# Exercise directions:
Return only the number of lines holding the word "year".

# Input material:

*-*-*

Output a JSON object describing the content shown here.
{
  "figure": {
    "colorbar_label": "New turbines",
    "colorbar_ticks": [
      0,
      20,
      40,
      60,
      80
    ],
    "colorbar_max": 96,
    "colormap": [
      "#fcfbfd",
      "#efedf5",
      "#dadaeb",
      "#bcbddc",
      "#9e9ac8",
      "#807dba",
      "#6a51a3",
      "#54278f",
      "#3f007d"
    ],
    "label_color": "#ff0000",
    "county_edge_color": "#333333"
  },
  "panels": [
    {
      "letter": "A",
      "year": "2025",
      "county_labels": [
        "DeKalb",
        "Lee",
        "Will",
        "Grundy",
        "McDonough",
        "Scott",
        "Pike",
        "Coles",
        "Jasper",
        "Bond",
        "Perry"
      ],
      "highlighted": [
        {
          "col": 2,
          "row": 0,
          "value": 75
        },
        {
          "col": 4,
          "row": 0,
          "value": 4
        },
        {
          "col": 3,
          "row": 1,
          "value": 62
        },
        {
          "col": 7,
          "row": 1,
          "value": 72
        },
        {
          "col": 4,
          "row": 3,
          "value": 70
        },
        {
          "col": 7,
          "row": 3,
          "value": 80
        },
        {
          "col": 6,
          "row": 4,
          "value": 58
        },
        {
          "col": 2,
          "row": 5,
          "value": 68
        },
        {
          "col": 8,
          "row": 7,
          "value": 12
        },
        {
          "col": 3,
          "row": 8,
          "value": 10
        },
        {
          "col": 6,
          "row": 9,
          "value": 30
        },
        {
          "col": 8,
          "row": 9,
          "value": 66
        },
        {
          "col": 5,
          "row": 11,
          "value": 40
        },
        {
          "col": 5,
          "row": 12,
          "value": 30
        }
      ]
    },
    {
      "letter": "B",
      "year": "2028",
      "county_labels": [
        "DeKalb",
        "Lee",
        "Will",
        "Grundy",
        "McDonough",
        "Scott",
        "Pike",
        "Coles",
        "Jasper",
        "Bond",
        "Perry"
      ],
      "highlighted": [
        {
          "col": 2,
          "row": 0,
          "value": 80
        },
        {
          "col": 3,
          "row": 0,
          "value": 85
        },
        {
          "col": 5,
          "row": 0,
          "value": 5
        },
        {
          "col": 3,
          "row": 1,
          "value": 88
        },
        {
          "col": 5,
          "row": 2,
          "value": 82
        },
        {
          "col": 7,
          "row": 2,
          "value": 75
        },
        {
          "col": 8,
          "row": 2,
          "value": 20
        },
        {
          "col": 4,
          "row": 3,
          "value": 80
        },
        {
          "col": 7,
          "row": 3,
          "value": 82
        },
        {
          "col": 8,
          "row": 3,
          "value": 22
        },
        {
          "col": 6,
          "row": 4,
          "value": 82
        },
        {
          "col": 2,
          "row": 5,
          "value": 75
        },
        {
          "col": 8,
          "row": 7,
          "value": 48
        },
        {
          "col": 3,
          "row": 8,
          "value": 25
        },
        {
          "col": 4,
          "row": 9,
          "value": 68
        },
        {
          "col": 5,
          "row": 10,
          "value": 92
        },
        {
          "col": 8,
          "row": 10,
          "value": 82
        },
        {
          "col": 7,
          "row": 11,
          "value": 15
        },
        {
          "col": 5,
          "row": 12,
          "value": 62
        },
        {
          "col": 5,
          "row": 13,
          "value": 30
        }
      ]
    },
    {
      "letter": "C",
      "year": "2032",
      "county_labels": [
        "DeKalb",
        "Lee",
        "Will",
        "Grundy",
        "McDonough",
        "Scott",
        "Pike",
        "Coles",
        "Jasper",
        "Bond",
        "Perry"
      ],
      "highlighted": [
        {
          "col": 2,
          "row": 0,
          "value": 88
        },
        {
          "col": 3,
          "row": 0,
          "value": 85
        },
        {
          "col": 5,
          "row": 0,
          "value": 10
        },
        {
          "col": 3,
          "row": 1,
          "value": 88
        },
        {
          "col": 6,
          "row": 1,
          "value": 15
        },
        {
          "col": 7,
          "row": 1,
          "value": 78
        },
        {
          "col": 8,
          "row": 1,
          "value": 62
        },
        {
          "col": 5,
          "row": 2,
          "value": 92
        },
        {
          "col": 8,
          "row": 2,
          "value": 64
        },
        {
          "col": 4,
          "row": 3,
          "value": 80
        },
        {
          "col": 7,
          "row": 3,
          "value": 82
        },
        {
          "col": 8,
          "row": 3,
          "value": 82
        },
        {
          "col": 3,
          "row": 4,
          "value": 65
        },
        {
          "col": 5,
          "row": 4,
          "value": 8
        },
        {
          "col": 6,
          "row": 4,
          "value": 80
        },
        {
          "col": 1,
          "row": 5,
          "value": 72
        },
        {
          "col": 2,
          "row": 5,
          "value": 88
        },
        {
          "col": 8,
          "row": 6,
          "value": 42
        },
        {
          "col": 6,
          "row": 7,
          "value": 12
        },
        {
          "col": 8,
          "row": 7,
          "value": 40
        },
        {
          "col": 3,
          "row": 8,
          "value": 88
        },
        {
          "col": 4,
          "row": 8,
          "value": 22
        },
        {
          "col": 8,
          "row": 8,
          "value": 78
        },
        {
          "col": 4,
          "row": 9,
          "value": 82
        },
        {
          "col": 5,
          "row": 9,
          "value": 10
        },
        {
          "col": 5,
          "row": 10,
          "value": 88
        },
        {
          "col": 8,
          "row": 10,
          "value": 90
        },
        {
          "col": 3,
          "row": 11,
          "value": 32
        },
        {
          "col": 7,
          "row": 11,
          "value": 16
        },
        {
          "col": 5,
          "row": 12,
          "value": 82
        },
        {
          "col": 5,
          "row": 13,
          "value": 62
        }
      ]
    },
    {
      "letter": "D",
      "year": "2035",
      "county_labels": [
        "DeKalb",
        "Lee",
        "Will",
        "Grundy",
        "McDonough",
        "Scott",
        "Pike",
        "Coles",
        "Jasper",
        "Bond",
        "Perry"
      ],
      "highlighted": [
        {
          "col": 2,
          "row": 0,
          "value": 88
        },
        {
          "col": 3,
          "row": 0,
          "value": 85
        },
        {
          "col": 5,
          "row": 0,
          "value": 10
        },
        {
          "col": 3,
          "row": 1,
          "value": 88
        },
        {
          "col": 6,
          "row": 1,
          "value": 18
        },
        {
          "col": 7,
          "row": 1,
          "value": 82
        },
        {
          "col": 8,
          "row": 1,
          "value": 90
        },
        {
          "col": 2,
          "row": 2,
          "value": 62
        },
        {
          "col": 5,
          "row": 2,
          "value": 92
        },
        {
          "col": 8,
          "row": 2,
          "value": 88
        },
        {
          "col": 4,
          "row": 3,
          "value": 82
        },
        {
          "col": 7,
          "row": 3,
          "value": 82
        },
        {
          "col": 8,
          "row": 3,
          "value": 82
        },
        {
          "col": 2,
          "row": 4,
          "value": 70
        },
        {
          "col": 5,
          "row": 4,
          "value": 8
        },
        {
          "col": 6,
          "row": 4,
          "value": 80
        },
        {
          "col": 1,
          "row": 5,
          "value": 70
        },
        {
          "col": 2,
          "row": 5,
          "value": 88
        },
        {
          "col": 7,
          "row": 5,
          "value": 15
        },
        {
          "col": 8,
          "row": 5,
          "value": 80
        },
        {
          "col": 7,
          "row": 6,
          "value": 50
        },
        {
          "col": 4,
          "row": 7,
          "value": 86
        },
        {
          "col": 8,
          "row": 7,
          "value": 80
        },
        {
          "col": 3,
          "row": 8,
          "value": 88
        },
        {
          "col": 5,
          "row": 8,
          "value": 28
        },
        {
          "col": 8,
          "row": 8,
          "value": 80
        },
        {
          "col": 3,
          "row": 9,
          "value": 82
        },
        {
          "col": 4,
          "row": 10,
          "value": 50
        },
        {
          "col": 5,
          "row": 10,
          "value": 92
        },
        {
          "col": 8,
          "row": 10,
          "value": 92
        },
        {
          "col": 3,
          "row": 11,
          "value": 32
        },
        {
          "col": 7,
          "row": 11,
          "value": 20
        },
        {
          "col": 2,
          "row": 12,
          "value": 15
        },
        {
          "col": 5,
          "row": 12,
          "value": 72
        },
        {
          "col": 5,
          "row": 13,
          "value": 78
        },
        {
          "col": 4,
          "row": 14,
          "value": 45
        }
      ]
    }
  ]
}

*-*-*

# Reply:
4